▽

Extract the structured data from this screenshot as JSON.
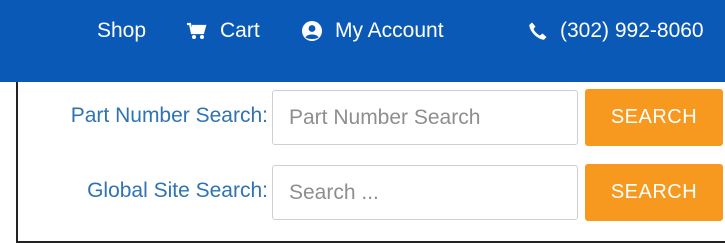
{
  "header": {
    "nav": {
      "shop_label": "Shop",
      "cart_label": "Cart",
      "account_label": "My Account",
      "phone_label": "(302) 992-8060"
    },
    "background_color": "#0a59b7"
  },
  "part_search": {
    "label": "Part Number Search:",
    "placeholder": "Part Number Search",
    "value": "",
    "button_label": "SEARCH"
  },
  "site_search": {
    "label": "Global Site Search:",
    "placeholder": "Search ...",
    "value": "",
    "button_label": "SEARCH"
  },
  "colors": {
    "accent": "#f7991e",
    "label_text": "#2f73b3"
  },
  "icons": {
    "cart": "cart-icon",
    "account": "user-circle-icon",
    "phone": "phone-icon"
  }
}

△

→ PROMPT
Return the full material word for word. Do not include the pictures.

→ EXPECTED OUTPUT
Extract the structured data from this screenshot as JSON.
{
  "header": {
    "nav": {
      "shop_label": "Shop",
      "cart_label": "Cart",
      "account_label": "My Account",
      "phone_label": "(302) 992-8060"
    },
    "background_color": "#0a59b7"
  },
  "part_search": {
    "label": "Part Number Search:",
    "placeholder": "Part Number Search",
    "value": "",
    "button_label": "SEARCH"
  },
  "site_search": {
    "label": "Global Site Search:",
    "placeholder": "Search ...",
    "value": "",
    "button_label": "SEARCH"
  },
  "colors": {
    "accent": "#f7991e",
    "label_text": "#2f73b3"
  },
  "icons": {
    "cart": "cart-icon",
    "account": "user-circle-icon",
    "phone": "phone-icon"
  }
}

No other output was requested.